═══ Records for processing ═══
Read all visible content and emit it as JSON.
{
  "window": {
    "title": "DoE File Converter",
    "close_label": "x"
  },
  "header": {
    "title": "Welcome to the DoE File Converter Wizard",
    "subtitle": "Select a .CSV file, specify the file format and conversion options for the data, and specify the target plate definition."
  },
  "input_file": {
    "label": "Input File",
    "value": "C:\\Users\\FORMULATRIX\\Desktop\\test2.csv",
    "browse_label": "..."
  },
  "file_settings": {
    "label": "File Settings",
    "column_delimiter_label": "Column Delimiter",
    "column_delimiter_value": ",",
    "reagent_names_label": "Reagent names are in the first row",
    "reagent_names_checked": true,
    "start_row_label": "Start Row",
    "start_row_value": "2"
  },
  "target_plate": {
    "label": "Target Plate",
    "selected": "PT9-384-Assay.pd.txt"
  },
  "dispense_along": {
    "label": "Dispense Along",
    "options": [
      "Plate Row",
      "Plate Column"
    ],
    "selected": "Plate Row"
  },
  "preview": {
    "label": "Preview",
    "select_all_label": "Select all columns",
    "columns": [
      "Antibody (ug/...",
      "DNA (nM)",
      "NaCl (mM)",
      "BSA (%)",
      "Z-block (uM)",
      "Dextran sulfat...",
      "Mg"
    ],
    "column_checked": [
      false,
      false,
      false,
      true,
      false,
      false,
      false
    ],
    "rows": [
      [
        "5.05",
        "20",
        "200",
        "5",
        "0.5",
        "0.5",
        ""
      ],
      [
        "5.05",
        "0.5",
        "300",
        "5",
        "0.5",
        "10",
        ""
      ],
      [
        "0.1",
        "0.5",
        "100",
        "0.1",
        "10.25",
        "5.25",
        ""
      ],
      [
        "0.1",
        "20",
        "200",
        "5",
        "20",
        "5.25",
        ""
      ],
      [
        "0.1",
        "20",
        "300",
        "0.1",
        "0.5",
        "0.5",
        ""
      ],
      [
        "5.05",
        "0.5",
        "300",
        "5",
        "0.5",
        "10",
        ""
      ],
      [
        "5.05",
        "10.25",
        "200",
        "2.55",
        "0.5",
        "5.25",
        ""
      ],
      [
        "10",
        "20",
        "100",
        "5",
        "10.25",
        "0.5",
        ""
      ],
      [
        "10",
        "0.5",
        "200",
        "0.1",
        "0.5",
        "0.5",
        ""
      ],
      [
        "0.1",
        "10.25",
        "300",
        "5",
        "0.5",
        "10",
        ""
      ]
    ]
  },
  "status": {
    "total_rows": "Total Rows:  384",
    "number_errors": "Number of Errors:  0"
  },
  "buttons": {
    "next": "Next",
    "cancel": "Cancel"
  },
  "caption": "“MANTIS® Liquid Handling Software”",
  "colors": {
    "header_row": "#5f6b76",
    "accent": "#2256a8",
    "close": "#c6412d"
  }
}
═══
### Exercise prompt
Each line of the material above needs to be quoted exactly, please.

### Response below
Read all visible content and emit it as JSON.
{
  "window": {
    "title": "DoE File Converter",
    "close_label": "x"
  },
  "header": {
    "title": "Welcome to the DoE File Converter Wizard",
    "subtitle": "Select a .CSV file, specify the file format and conversion options for the data, and specify the target plate definition."
  },
  "input_file": {
    "label": "Input File",
    "value": "C:\\Users\\FORMULATRIX\\Desktop\\test2.csv",
    "browse_label": "..."
  },
  "file_settings": {
    "label": "File Settings",
    "column_delimiter_label": "Column Delimiter",
    "column_delimiter_value": ",",
    "reagent_names_label": "Reagent names are in the first row",
    "reagent_names_checked": true,
    "start_row_label": "Start Row",
    "start_row_value": "2"
  },
  "target_plate": {
    "label": "Target Plate",
    "selected": "PT9-384-Assay.pd.txt"
  },
  "dispense_along": {
    "label": "Dispense Along",
    "options": [
      "Plate Row",
      "Plate Column"
    ],
    "selected": "Plate Row"
  },
  "preview": {
    "label": "Preview",
    "select_all_label": "Select all columns",
    "columns": [
      "Antibody (ug/...",
      "DNA (nM)",
      "NaCl (mM)",
      "BSA (%)",
      "Z-block (uM)",
      "Dextran sulfat...",
      "Mg"
    ],
    "column_checked": [
      false,
      false,
      false,
      true,
      false,
      false,
      false
    ],
    "rows": [
      [
        "5.05",
        "20",
        "200",
        "5",
        "0.5",
        "0.5",
        ""
      ],
      [
        "5.05",
        "0.5",
        "300",
        "5",
        "0.5",
        "10",
        ""
      ],
      [
        "0.1",
        "0.5",
        "100",
        "0.1",
        "10.25",
        "5.25",
        ""
      ],
      [
        "0.1",
        "20",
        "200",
        "5",
        "20",
        "5.25",
        ""
      ],
      [
        "0.1",
        "20",
        "300",
        "0.1",
        "0.5",
        "0.5",
        ""
      ],
      [
        "5.05",
        "0.5",
        "300",
        "5",
        "0.5",
        "10",
        ""
      ],
      [
        "5.05",
        "10.25",
        "200",
        "2.55",
        "0.5",
        "5.25",
        ""
      ],
      [
        "10",
        "20",
        "100",
        "5",
        "10.25",
        "0.5",
        ""
      ],
      [
        "10",
        "0.5",
        "200",
        "0.1",
        "0.5",
        "0.5",
        ""
      ],
      [
        "0.1",
        "10.25",
        "300",
        "5",
        "0.5",
        "10",
        ""
      ]
    ]
  },
  "status": {
    "total_rows": "Total Rows:  384",
    "number_errors": "Number of Errors:  0"
  },
  "buttons": {
    "next": "Next",
    "cancel": "Cancel"
  },
  "caption": "“MANTIS® Liquid Handling Software”",
  "colors": {
    "header_row": "#5f6b76",
    "accent": "#2256a8",
    "close": "#c6412d"
  }
}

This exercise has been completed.